**Supplied records**.
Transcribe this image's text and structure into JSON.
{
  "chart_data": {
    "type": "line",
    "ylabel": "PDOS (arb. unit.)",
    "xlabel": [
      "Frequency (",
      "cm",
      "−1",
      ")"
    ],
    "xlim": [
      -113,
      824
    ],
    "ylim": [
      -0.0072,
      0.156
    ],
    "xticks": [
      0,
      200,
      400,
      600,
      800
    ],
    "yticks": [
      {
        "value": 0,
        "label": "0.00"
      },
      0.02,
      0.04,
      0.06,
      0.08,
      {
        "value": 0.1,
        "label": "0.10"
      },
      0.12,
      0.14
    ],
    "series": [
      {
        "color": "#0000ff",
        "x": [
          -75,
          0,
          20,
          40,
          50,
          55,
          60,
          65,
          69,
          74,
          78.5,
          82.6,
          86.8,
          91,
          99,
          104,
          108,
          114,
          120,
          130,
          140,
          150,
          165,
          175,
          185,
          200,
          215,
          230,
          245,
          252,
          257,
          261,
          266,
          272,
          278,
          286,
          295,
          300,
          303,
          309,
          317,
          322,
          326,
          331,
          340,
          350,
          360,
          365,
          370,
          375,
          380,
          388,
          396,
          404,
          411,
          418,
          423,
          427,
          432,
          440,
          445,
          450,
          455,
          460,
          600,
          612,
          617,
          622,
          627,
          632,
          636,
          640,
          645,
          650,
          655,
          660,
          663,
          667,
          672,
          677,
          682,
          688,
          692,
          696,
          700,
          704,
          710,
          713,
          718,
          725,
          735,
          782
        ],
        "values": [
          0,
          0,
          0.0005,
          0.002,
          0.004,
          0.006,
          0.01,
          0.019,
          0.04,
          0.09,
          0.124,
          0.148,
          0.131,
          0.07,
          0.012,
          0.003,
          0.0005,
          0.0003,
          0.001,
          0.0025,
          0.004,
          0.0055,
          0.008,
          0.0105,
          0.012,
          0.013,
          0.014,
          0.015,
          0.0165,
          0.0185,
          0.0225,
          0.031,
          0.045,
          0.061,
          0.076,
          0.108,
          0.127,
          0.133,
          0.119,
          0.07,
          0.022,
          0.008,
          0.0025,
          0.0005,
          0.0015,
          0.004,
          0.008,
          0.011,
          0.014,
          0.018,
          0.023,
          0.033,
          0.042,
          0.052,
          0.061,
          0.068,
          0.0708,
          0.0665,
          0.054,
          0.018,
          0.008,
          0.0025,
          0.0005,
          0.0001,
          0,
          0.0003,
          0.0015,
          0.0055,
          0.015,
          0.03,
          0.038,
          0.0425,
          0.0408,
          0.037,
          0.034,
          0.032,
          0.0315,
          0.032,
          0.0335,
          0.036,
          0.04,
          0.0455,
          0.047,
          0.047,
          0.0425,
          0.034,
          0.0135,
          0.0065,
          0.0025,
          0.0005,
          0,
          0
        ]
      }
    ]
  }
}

**Problem to work on**. Copy out each record from above, exactly.

**Written response**.
Transcribe this image's text and structure into JSON.
{
  "chart_data": {
    "type": "line",
    "ylabel": "PDOS (arb. unit.)",
    "xlabel": [
      "Frequency (",
      "cm",
      "−1",
      ")"
    ],
    "xlim": [
      -113,
      824
    ],
    "ylim": [
      -0.0072,
      0.156
    ],
    "xticks": [
      0,
      200,
      400,
      600,
      800
    ],
    "yticks": [
      {
        "value": 0,
        "label": "0.00"
      },
      0.02,
      0.04,
      0.06,
      0.08,
      {
        "value": 0.1,
        "label": "0.10"
      },
      0.12,
      0.14
    ],
    "series": [
      {
        "color": "#0000ff",
        "x": [
          -75,
          0,
          20,
          40,
          50,
          55,
          60,
          65,
          69,
          74,
          78.5,
          82.6,
          86.8,
          91,
          99,
          104,
          108,
          114,
          120,
          130,
          140,
          150,
          165,
          175,
          185,
          200,
          215,
          230,
          245,
          252,
          257,
          261,
          266,
          272,
          278,
          286,
          295,
          300,
          303,
          309,
          317,
          322,
          326,
          331,
          340,
          350,
          360,
          365,
          370,
          375,
          380,
          388,
          396,
          404,
          411,
          418,
          423,
          427,
          432,
          440,
          445,
          450,
          455,
          460,
          600,
          612,
          617,
          622,
          627,
          632,
          636,
          640,
          645,
          650,
          655,
          660,
          663,
          667,
          672,
          677,
          682,
          688,
          692,
          696,
          700,
          704,
          710,
          713,
          718,
          725,
          735,
          782
        ],
        "values": [
          0,
          0,
          0.0005,
          0.002,
          0.004,
          0.006,
          0.01,
          0.019,
          0.04,
          0.09,
          0.124,
          0.148,
          0.131,
          0.07,
          0.012,
          0.003,
          0.0005,
          0.0003,
          0.001,
          0.0025,
          0.004,
          0.0055,
          0.008,
          0.0105,
          0.012,
          0.013,
          0.014,
          0.015,
          0.0165,
          0.0185,
          0.0225,
          0.031,
          0.045,
          0.061,
          0.076,
          0.108,
          0.127,
          0.133,
          0.119,
          0.07,
          0.022,
          0.008,
          0.0025,
          0.0005,
          0.0015,
          0.004,
          0.008,
          0.011,
          0.014,
          0.018,
          0.023,
          0.033,
          0.042,
          0.052,
          0.061,
          0.068,
          0.0708,
          0.0665,
          0.054,
          0.018,
          0.008,
          0.0025,
          0.0005,
          0.0001,
          0,
          0.0003,
          0.0015,
          0.0055,
          0.015,
          0.03,
          0.038,
          0.0425,
          0.0408,
          0.037,
          0.034,
          0.032,
          0.0315,
          0.032,
          0.0335,
          0.036,
          0.04,
          0.0455,
          0.047,
          0.047,
          0.0425,
          0.034,
          0.0135,
          0.0065,
          0.0025,
          0.0005,
          0,
          0
        ]
      }
    ]
  }
}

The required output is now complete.